* begin Information supplied *

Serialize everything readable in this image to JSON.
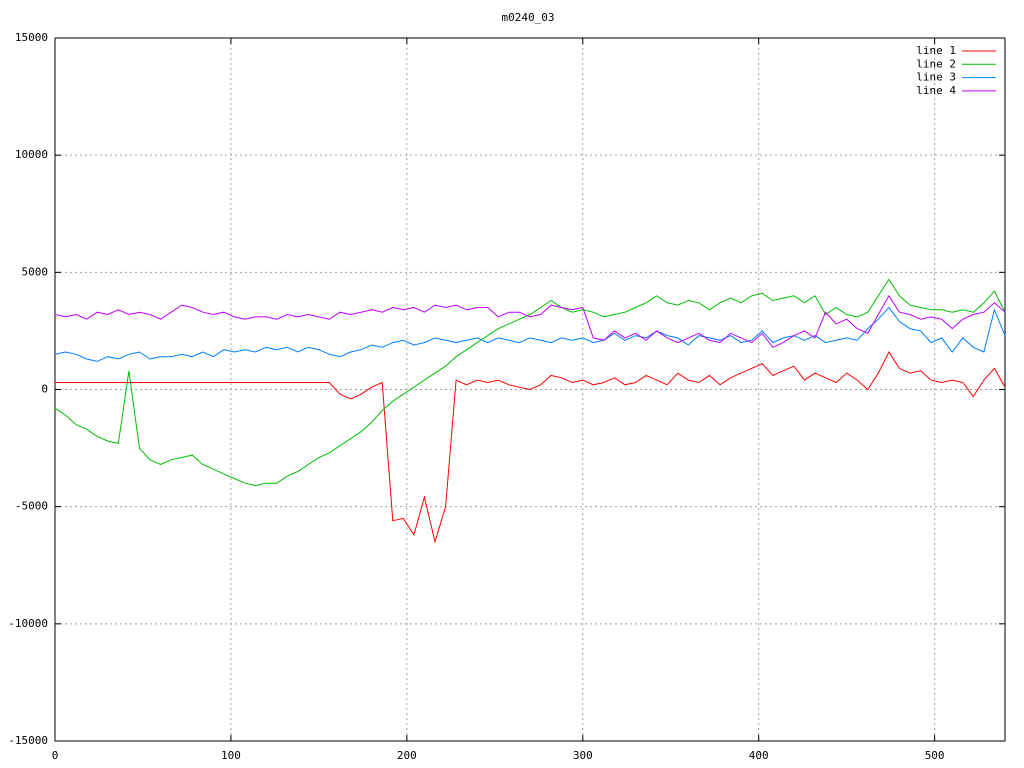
{
  "chart_data": {
    "type": "line",
    "title": "m0240_03",
    "x": [
      0,
      6,
      12,
      18,
      24,
      30,
      36,
      42,
      48,
      54,
      60,
      66,
      72,
      78,
      84,
      90,
      96,
      102,
      108,
      114,
      120,
      126,
      132,
      138,
      144,
      150,
      156,
      162,
      168,
      174,
      180,
      186,
      192,
      198,
      204,
      210,
      216,
      222,
      228,
      234,
      240,
      246,
      252,
      258,
      264,
      270,
      276,
      282,
      288,
      294,
      300,
      306,
      312,
      318,
      324,
      330,
      336,
      342,
      348,
      354,
      360,
      366,
      372,
      378,
      384,
      390,
      396,
      402,
      408,
      414,
      420,
      426,
      432,
      438,
      444,
      450,
      456,
      462,
      468,
      474,
      480,
      486,
      492,
      498,
      504,
      510,
      516,
      522,
      528,
      534,
      540
    ],
    "series": [
      {
        "name": "line 1",
        "color": "#ff0000",
        "values": [
          300,
          300,
          300,
          300,
          300,
          300,
          300,
          300,
          300,
          300,
          300,
          300,
          300,
          300,
          300,
          300,
          300,
          300,
          300,
          300,
          300,
          300,
          300,
          300,
          300,
          300,
          300,
          -200,
          -400,
          -200,
          100,
          300,
          -5600,
          -5500,
          -6200,
          -4600,
          -6500,
          -5000,
          400,
          200,
          400,
          300,
          400,
          200,
          100,
          0,
          200,
          600,
          500,
          300,
          400,
          200,
          300,
          500,
          200,
          300,
          600,
          400,
          200,
          700,
          400,
          300,
          600,
          200,
          500,
          700,
          900,
          1100,
          600,
          800,
          1000,
          400,
          700,
          500,
          300,
          700,
          400,
          0,
          700,
          1600,
          900,
          700,
          800,
          400,
          300,
          400,
          300,
          -300,
          400,
          900,
          100
        ]
      },
      {
        "name": "line 2",
        "color": "#00c000",
        "values": [
          -800,
          -1100,
          -1500,
          -1700,
          -2000,
          -2200,
          -2300,
          800,
          -2500,
          -3000,
          -3200,
          -3000,
          -2900,
          -2800,
          -3200,
          -3400,
          -3600,
          -3800,
          -4000,
          -4100,
          -4000,
          -4000,
          -3700,
          -3500,
          -3200,
          -2900,
          -2700,
          -2400,
          -2100,
          -1800,
          -1400,
          -900,
          -500,
          -200,
          100,
          400,
          700,
          1000,
          1400,
          1700,
          2000,
          2300,
          2600,
          2800,
          3000,
          3200,
          3500,
          3800,
          3500,
          3300,
          3400,
          3300,
          3100,
          3200,
          3300,
          3500,
          3700,
          4000,
          3700,
          3600,
          3800,
          3700,
          3400,
          3700,
          3900,
          3700,
          4000,
          4100,
          3800,
          3900,
          4000,
          3700,
          4000,
          3200,
          3500,
          3200,
          3100,
          3300,
          4000,
          4700,
          4000,
          3600,
          3500,
          3400,
          3400,
          3300,
          3400,
          3300,
          3700,
          4200,
          3300
        ]
      },
      {
        "name": "line 3",
        "color": "#0080ff",
        "values": [
          1500,
          1600,
          1500,
          1300,
          1200,
          1400,
          1300,
          1500,
          1600,
          1300,
          1400,
          1400,
          1500,
          1400,
          1600,
          1400,
          1700,
          1600,
          1700,
          1600,
          1800,
          1700,
          1800,
          1600,
          1800,
          1700,
          1500,
          1400,
          1600,
          1700,
          1900,
          1800,
          2000,
          2100,
          1900,
          2000,
          2200,
          2100,
          2000,
          2100,
          2200,
          2000,
          2200,
          2100,
          2000,
          2200,
          2100,
          2000,
          2200,
          2100,
          2200,
          2000,
          2100,
          2400,
          2100,
          2300,
          2200,
          2500,
          2300,
          2200,
          1900,
          2300,
          2200,
          2100,
          2300,
          2000,
          2100,
          2500,
          2000,
          2200,
          2300,
          2100,
          2300,
          2000,
          2100,
          2200,
          2100,
          2600,
          3000,
          3500,
          2900,
          2600,
          2500,
          2000,
          2200,
          1600,
          2200,
          1800,
          1600,
          3400,
          2300
        ]
      },
      {
        "name": "line 4",
        "color": "#c000ff",
        "values": [
          3200,
          3100,
          3200,
          3000,
          3300,
          3200,
          3400,
          3200,
          3300,
          3200,
          3000,
          3300,
          3600,
          3500,
          3300,
          3200,
          3300,
          3100,
          3000,
          3100,
          3100,
          3000,
          3200,
          3100,
          3200,
          3100,
          3000,
          3300,
          3200,
          3300,
          3400,
          3300,
          3500,
          3400,
          3500,
          3300,
          3600,
          3500,
          3600,
          3400,
          3500,
          3500,
          3100,
          3300,
          3300,
          3100,
          3200,
          3600,
          3500,
          3400,
          3500,
          2200,
          2100,
          2500,
          2200,
          2400,
          2100,
          2500,
          2200,
          2000,
          2200,
          2400,
          2100,
          2000,
          2400,
          2200,
          2000,
          2400,
          1800,
          2000,
          2300,
          2500,
          2200,
          3300,
          2800,
          3000,
          2600,
          2400,
          3200,
          4000,
          3300,
          3200,
          3000,
          3100,
          3000,
          2600,
          3000,
          3200,
          3300,
          3700,
          3300
        ]
      }
    ],
    "xlim": [
      0,
      540
    ],
    "xticks": [
      0,
      100,
      200,
      300,
      400,
      500
    ],
    "ylim": [
      -15000,
      15000
    ],
    "yticks": [
      -15000,
      -10000,
      -5000,
      0,
      5000,
      10000,
      15000
    ],
    "grid": true,
    "legend": "top-right"
  }
}
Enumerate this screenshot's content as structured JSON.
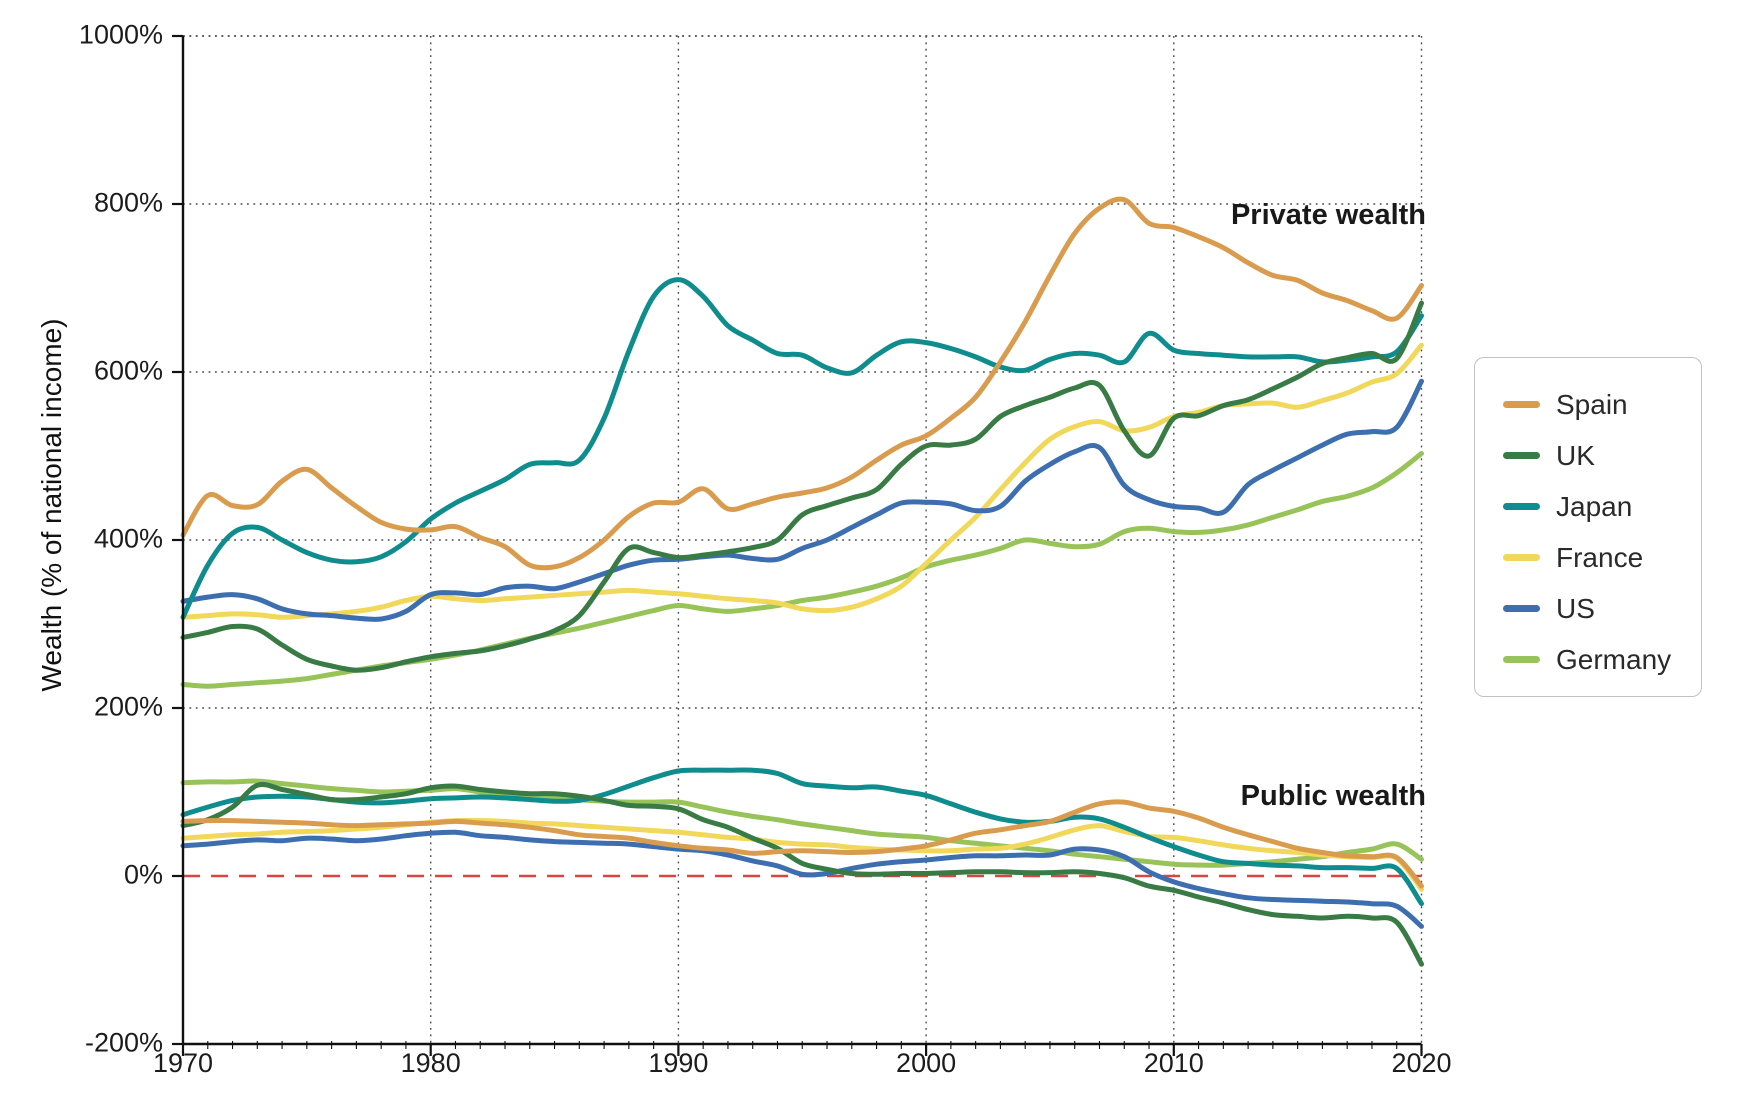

* end Information supplied *

Stated problem: Keep only those lines of the records that hold "color", and return them.

The output:
        "color": "#ff0000",
        "color": "#00c000",
        "color": "#0080ff",
        "color": "#c000ff",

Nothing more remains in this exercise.